** start Given records **
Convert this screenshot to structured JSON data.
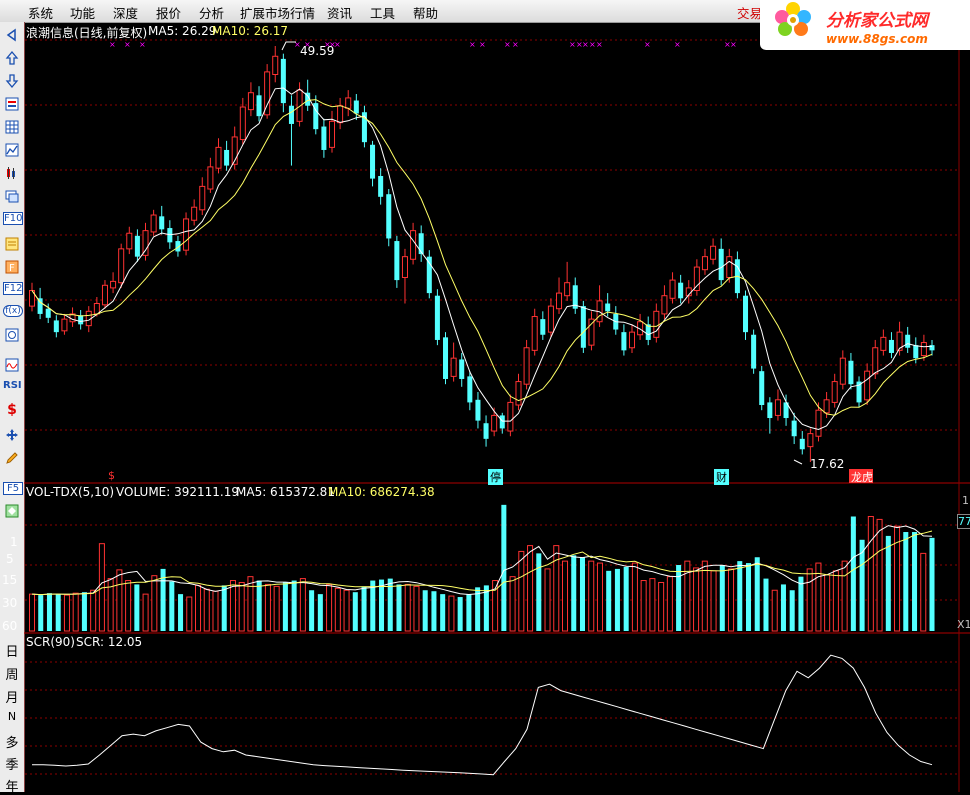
{
  "menubar": {
    "items": [
      "系统",
      "功能",
      "深度",
      "报价",
      "分析",
      "扩展市场行情",
      "资讯",
      "工具",
      "帮助"
    ],
    "trade_link": "交易未",
    "brand_title": "分析家公式网",
    "brand_url": "www.88gs.com"
  },
  "toolbar": {
    "icons": [
      "arrow-left-icon",
      "arrow-up-icon",
      "arrow-down-icon",
      "stock-list-icon",
      "table-icon",
      "line-chart-icon",
      "candlestick-icon",
      "windows-icon",
      "f10-icon",
      "report-icon",
      "f-icon",
      "f12-icon",
      "fx-icon",
      "circle-icon",
      "wave-icon",
      "rsi-icon",
      "dollar-icon",
      "move-icon",
      "pencil-icon",
      "f5-icon",
      "switch-icon"
    ],
    "labels": {
      "f10": "F10",
      "f12": "F12",
      "fx": "f(x)",
      "rsi": "RSI",
      "f5": "F5"
    },
    "period_labels": [
      "日",
      "周",
      "月",
      "N",
      "多",
      "季",
      "年"
    ]
  },
  "main_panel": {
    "stock_name": "浪潮信息(日线,前复权)",
    "ma5_label": "MA5: 26.29",
    "ma10_label": "MA10: 26.17",
    "high_label": "49.59",
    "low_label": "17.62",
    "markers": [
      "$",
      "停",
      "财",
      "龙虎榜"
    ],
    "colors": {
      "up": "#ff3232",
      "down": "#54ffff",
      "ma5": "#ffffff",
      "ma10": "#ffff66",
      "grid": "#8b0000",
      "marker": "#ff00ff"
    }
  },
  "volume_panel": {
    "title": "VOL-TDX(5,10)",
    "volume_label": "VOLUME: 392111.19",
    "ma5_label": "MA5: 615372.81",
    "ma10_label": "MA10: 686274.38",
    "left_axis": [
      "1",
      "5",
      "15",
      "30",
      "60"
    ],
    "right_axis_top": "1",
    "right_axis_mid": "77",
    "right_axis_bottom": "X1"
  },
  "scr_panel": {
    "title": "SCR(90)",
    "scr_label": "SCR: 12.05"
  },
  "chart_data": {
    "type": "candlestick",
    "title": "浪潮信息(日线,前复权)",
    "price_range": [
      17.62,
      49.59
    ],
    "annotations": [
      {
        "label": "49.59",
        "kind": "high"
      },
      {
        "label": "17.62",
        "kind": "low"
      }
    ],
    "series": [
      {
        "name": "MA5",
        "value": 26.29
      },
      {
        "name": "MA10",
        "value": 26.17
      },
      {
        "name": "VOLUME",
        "value": 392111.19
      },
      {
        "name": "MA5",
        "value": 615372.81
      },
      {
        "name": "MA10",
        "value": 686274.38
      },
      {
        "name": "SCR",
        "value": 12.05
      }
    ],
    "candles": [
      {
        "o": 29.6,
        "c": 30.8,
        "h": 31.4,
        "l": 29.2
      },
      {
        "o": 30.2,
        "c": 29.0,
        "h": 31.0,
        "l": 28.6
      },
      {
        "o": 29.4,
        "c": 28.7,
        "h": 29.8,
        "l": 28.3
      },
      {
        "o": 28.5,
        "c": 27.6,
        "h": 28.9,
        "l": 27.2
      },
      {
        "o": 27.7,
        "c": 28.6,
        "h": 29.0,
        "l": 27.4
      },
      {
        "o": 28.4,
        "c": 29.0,
        "h": 29.5,
        "l": 28.0
      },
      {
        "o": 28.9,
        "c": 28.2,
        "h": 29.3,
        "l": 27.8
      },
      {
        "o": 28.1,
        "c": 29.2,
        "h": 29.6,
        "l": 27.6
      },
      {
        "o": 29.0,
        "c": 29.8,
        "h": 30.3,
        "l": 28.8
      },
      {
        "o": 29.7,
        "c": 31.2,
        "h": 31.6,
        "l": 29.4
      },
      {
        "o": 31.0,
        "c": 31.5,
        "h": 32.2,
        "l": 30.6
      },
      {
        "o": 31.4,
        "c": 34.0,
        "h": 34.4,
        "l": 31.0
      },
      {
        "o": 34.0,
        "c": 35.2,
        "h": 35.7,
        "l": 33.6
      },
      {
        "o": 35.0,
        "c": 33.4,
        "h": 35.5,
        "l": 33.0
      },
      {
        "o": 33.5,
        "c": 35.4,
        "h": 36.0,
        "l": 33.1
      },
      {
        "o": 35.3,
        "c": 36.6,
        "h": 37.0,
        "l": 35.0
      },
      {
        "o": 36.5,
        "c": 35.5,
        "h": 37.3,
        "l": 35.1
      },
      {
        "o": 35.6,
        "c": 34.5,
        "h": 36.2,
        "l": 34.0
      },
      {
        "o": 34.6,
        "c": 33.8,
        "h": 35.0,
        "l": 33.4
      },
      {
        "o": 33.9,
        "c": 36.3,
        "h": 36.8,
        "l": 33.5
      },
      {
        "o": 36.2,
        "c": 37.2,
        "h": 37.8,
        "l": 35.8
      },
      {
        "o": 37.0,
        "c": 38.8,
        "h": 39.5,
        "l": 36.6
      },
      {
        "o": 38.6,
        "c": 40.3,
        "h": 41.0,
        "l": 38.3
      },
      {
        "o": 40.2,
        "c": 41.8,
        "h": 42.5,
        "l": 39.8
      },
      {
        "o": 41.6,
        "c": 40.4,
        "h": 42.3,
        "l": 40.0
      },
      {
        "o": 40.5,
        "c": 42.6,
        "h": 43.4,
        "l": 40.1
      },
      {
        "o": 42.4,
        "c": 44.9,
        "h": 45.6,
        "l": 42.0
      },
      {
        "o": 44.7,
        "c": 46.0,
        "h": 46.8,
        "l": 44.2
      },
      {
        "o": 45.8,
        "c": 44.2,
        "h": 46.5,
        "l": 43.8
      },
      {
        "o": 44.3,
        "c": 47.6,
        "h": 48.2,
        "l": 44.0
      },
      {
        "o": 47.4,
        "c": 48.8,
        "h": 49.59,
        "l": 46.8
      },
      {
        "o": 48.6,
        "c": 45.2,
        "h": 49.0,
        "l": 44.5
      },
      {
        "o": 45.0,
        "c": 43.6,
        "h": 45.8,
        "l": 40.4
      },
      {
        "o": 43.8,
        "c": 46.2,
        "h": 46.8,
        "l": 43.4
      },
      {
        "o": 46.0,
        "c": 45.0,
        "h": 47.0,
        "l": 44.6
      },
      {
        "o": 45.2,
        "c": 43.2,
        "h": 45.8,
        "l": 42.8
      },
      {
        "o": 43.4,
        "c": 41.6,
        "h": 44.0,
        "l": 41.0
      },
      {
        "o": 41.8,
        "c": 43.8,
        "h": 44.6,
        "l": 41.4
      },
      {
        "o": 43.7,
        "c": 45.0,
        "h": 45.6,
        "l": 43.2
      },
      {
        "o": 44.8,
        "c": 45.6,
        "h": 46.2,
        "l": 44.2
      },
      {
        "o": 45.4,
        "c": 44.4,
        "h": 45.9,
        "l": 43.9
      },
      {
        "o": 44.5,
        "c": 42.2,
        "h": 45.0,
        "l": 41.8
      },
      {
        "o": 42.0,
        "c": 39.4,
        "h": 42.3,
        "l": 38.8
      },
      {
        "o": 39.6,
        "c": 38.0,
        "h": 40.2,
        "l": 37.4
      },
      {
        "o": 38.2,
        "c": 34.8,
        "h": 38.6,
        "l": 34.2
      },
      {
        "o": 34.6,
        "c": 31.6,
        "h": 35.0,
        "l": 31.0
      },
      {
        "o": 31.8,
        "c": 33.4,
        "h": 34.0,
        "l": 29.8
      },
      {
        "o": 33.2,
        "c": 35.4,
        "h": 36.0,
        "l": 32.8
      },
      {
        "o": 35.2,
        "c": 33.6,
        "h": 35.8,
        "l": 33.0
      },
      {
        "o": 33.4,
        "c": 30.6,
        "h": 33.9,
        "l": 30.2
      },
      {
        "o": 30.4,
        "c": 27.0,
        "h": 30.9,
        "l": 26.6
      },
      {
        "o": 27.2,
        "c": 24.0,
        "h": 27.6,
        "l": 23.6
      },
      {
        "o": 24.2,
        "c": 25.6,
        "h": 26.8,
        "l": 23.8
      },
      {
        "o": 25.5,
        "c": 24.0,
        "h": 26.0,
        "l": 23.4
      },
      {
        "o": 24.2,
        "c": 22.2,
        "h": 24.6,
        "l": 21.6
      },
      {
        "o": 22.4,
        "c": 20.8,
        "h": 23.0,
        "l": 20.2
      },
      {
        "o": 20.6,
        "c": 19.4,
        "h": 21.2,
        "l": 18.8
      },
      {
        "o": 20.0,
        "c": 21.2,
        "h": 21.8,
        "l": 19.6
      },
      {
        "o": 21.2,
        "c": 20.2,
        "h": 21.4,
        "l": 19.8
      },
      {
        "o": 20.0,
        "c": 22.2,
        "h": 22.8,
        "l": 19.6
      },
      {
        "o": 22.0,
        "c": 23.8,
        "h": 24.4,
        "l": 21.6
      },
      {
        "o": 23.6,
        "c": 26.4,
        "h": 27.0,
        "l": 23.2
      },
      {
        "o": 26.2,
        "c": 28.8,
        "h": 29.4,
        "l": 25.8
      },
      {
        "o": 28.6,
        "c": 27.4,
        "h": 29.2,
        "l": 27.0
      },
      {
        "o": 27.6,
        "c": 29.6,
        "h": 30.2,
        "l": 27.2
      },
      {
        "o": 29.4,
        "c": 30.6,
        "h": 31.8,
        "l": 29.0
      },
      {
        "o": 30.4,
        "c": 31.4,
        "h": 33.0,
        "l": 30.0
      },
      {
        "o": 31.2,
        "c": 29.4,
        "h": 31.8,
        "l": 29.0
      },
      {
        "o": 29.6,
        "c": 26.4,
        "h": 30.0,
        "l": 26.0
      },
      {
        "o": 26.6,
        "c": 28.6,
        "h": 29.2,
        "l": 26.2
      },
      {
        "o": 28.4,
        "c": 30.0,
        "h": 31.2,
        "l": 28.0
      },
      {
        "o": 29.8,
        "c": 29.2,
        "h": 30.6,
        "l": 28.8
      },
      {
        "o": 29.0,
        "c": 27.8,
        "h": 29.6,
        "l": 27.4
      },
      {
        "o": 27.6,
        "c": 26.2,
        "h": 28.2,
        "l": 25.8
      },
      {
        "o": 26.4,
        "c": 27.6,
        "h": 28.2,
        "l": 26.0
      },
      {
        "o": 27.4,
        "c": 28.4,
        "h": 29.0,
        "l": 27.0
      },
      {
        "o": 28.2,
        "c": 27.0,
        "h": 28.8,
        "l": 26.6
      },
      {
        "o": 27.2,
        "c": 29.2,
        "h": 29.8,
        "l": 26.8
      },
      {
        "o": 29.0,
        "c": 30.4,
        "h": 31.2,
        "l": 28.6
      },
      {
        "o": 30.2,
        "c": 31.6,
        "h": 32.2,
        "l": 29.8
      },
      {
        "o": 31.4,
        "c": 30.2,
        "h": 32.0,
        "l": 29.8
      },
      {
        "o": 30.4,
        "c": 31.0,
        "h": 31.6,
        "l": 29.8
      },
      {
        "o": 30.8,
        "c": 32.6,
        "h": 33.2,
        "l": 30.4
      },
      {
        "o": 32.4,
        "c": 33.4,
        "h": 34.0,
        "l": 32.0
      },
      {
        "o": 33.2,
        "c": 34.2,
        "h": 34.8,
        "l": 32.8
      },
      {
        "o": 34.0,
        "c": 31.6,
        "h": 34.8,
        "l": 31.2
      },
      {
        "o": 31.8,
        "c": 33.4,
        "h": 34.0,
        "l": 31.4
      },
      {
        "o": 33.2,
        "c": 30.6,
        "h": 33.8,
        "l": 30.2
      },
      {
        "o": 30.4,
        "c": 27.6,
        "h": 30.8,
        "l": 27.0
      },
      {
        "o": 27.4,
        "c": 24.8,
        "h": 27.8,
        "l": 24.4
      },
      {
        "o": 24.6,
        "c": 22.0,
        "h": 25.0,
        "l": 21.6
      },
      {
        "o": 22.2,
        "c": 21.0,
        "h": 22.6,
        "l": 19.8
      },
      {
        "o": 21.2,
        "c": 22.4,
        "h": 23.2,
        "l": 20.8
      },
      {
        "o": 22.2,
        "c": 21.0,
        "h": 22.8,
        "l": 20.4
      },
      {
        "o": 20.8,
        "c": 19.6,
        "h": 21.4,
        "l": 19.0
      },
      {
        "o": 19.4,
        "c": 18.6,
        "h": 20.0,
        "l": 18.2
      },
      {
        "o": 18.8,
        "c": 19.8,
        "h": 20.2,
        "l": 17.62
      },
      {
        "o": 19.6,
        "c": 21.6,
        "h": 22.2,
        "l": 19.2
      },
      {
        "o": 21.4,
        "c": 22.4,
        "h": 23.0,
        "l": 21.0
      },
      {
        "o": 22.2,
        "c": 23.8,
        "h": 24.4,
        "l": 21.8
      },
      {
        "o": 23.6,
        "c": 25.6,
        "h": 26.2,
        "l": 23.2
      },
      {
        "o": 25.4,
        "c": 23.6,
        "h": 26.0,
        "l": 23.2
      },
      {
        "o": 23.8,
        "c": 22.2,
        "h": 24.2,
        "l": 21.8
      },
      {
        "o": 22.4,
        "c": 24.6,
        "h": 25.2,
        "l": 22.0
      },
      {
        "o": 24.4,
        "c": 26.4,
        "h": 27.0,
        "l": 24.0
      },
      {
        "o": 26.2,
        "c": 27.2,
        "h": 27.8,
        "l": 25.8
      },
      {
        "o": 27.0,
        "c": 26.0,
        "h": 27.6,
        "l": 25.6
      },
      {
        "o": 26.2,
        "c": 27.6,
        "h": 28.4,
        "l": 25.8
      },
      {
        "o": 27.4,
        "c": 26.4,
        "h": 28.0,
        "l": 26.0
      },
      {
        "o": 26.6,
        "c": 25.6,
        "h": 27.2,
        "l": 25.2
      },
      {
        "o": 25.8,
        "c": 26.8,
        "h": 27.4,
        "l": 25.4
      },
      {
        "o": 26.6,
        "c": 26.2,
        "h": 27.0,
        "l": 25.8
      }
    ],
    "volume": [
      380,
      370,
      390,
      380,
      370,
      390,
      400,
      420,
      900,
      540,
      630,
      520,
      480,
      380,
      570,
      640,
      510,
      380,
      350,
      470,
      430,
      410,
      470,
      520,
      500,
      560,
      520,
      480,
      460,
      500,
      520,
      540,
      420,
      380,
      480,
      440,
      420,
      400,
      460,
      520,
      530,
      540,
      480,
      480,
      460,
      420,
      410,
      380,
      360,
      350,
      380,
      450,
      470,
      520,
      1300,
      560,
      820,
      880,
      800,
      640,
      880,
      720,
      780,
      760,
      720,
      700,
      620,
      640,
      660,
      700,
      520,
      540,
      500,
      560,
      680,
      720,
      650,
      720,
      620,
      680,
      640,
      720,
      700,
      760,
      540,
      420,
      480,
      420,
      560,
      640,
      700,
      580,
      620,
      720,
      1180,
      940,
      1180,
      1150,
      980,
      1080,
      1020,
      1020,
      800,
      960
    ],
    "scr": [
      12,
      12,
      11.6,
      11.2,
      11.6,
      12.4,
      18,
      24,
      30,
      31,
      30,
      33,
      35,
      37,
      36,
      26,
      22,
      20,
      21,
      18,
      17,
      16,
      15,
      14,
      13,
      12,
      11.4,
      11,
      10.6,
      10.2,
      9.8,
      9.4,
      9,
      8.6,
      8.2,
      7.9,
      7.6,
      7.3,
      7.0,
      6.6,
      6.2,
      5.8,
      14,
      22,
      34,
      60,
      62,
      58,
      56,
      54,
      52,
      50,
      48,
      46,
      44,
      42,
      40,
      38,
      36,
      34,
      32,
      30,
      28,
      26,
      24,
      22,
      40,
      58,
      70,
      66,
      72,
      80,
      78,
      72,
      60,
      44,
      32,
      24,
      18,
      14,
      12
    ]
  }
}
** end Given records **
What the exercise asks:
Each line that has the word "浪潮信息" should be copied.

Exercise solution:
    "stock_name": "浪潮信息(日线,前复权)",
    "title": "浪潮信息(日线,前复权)",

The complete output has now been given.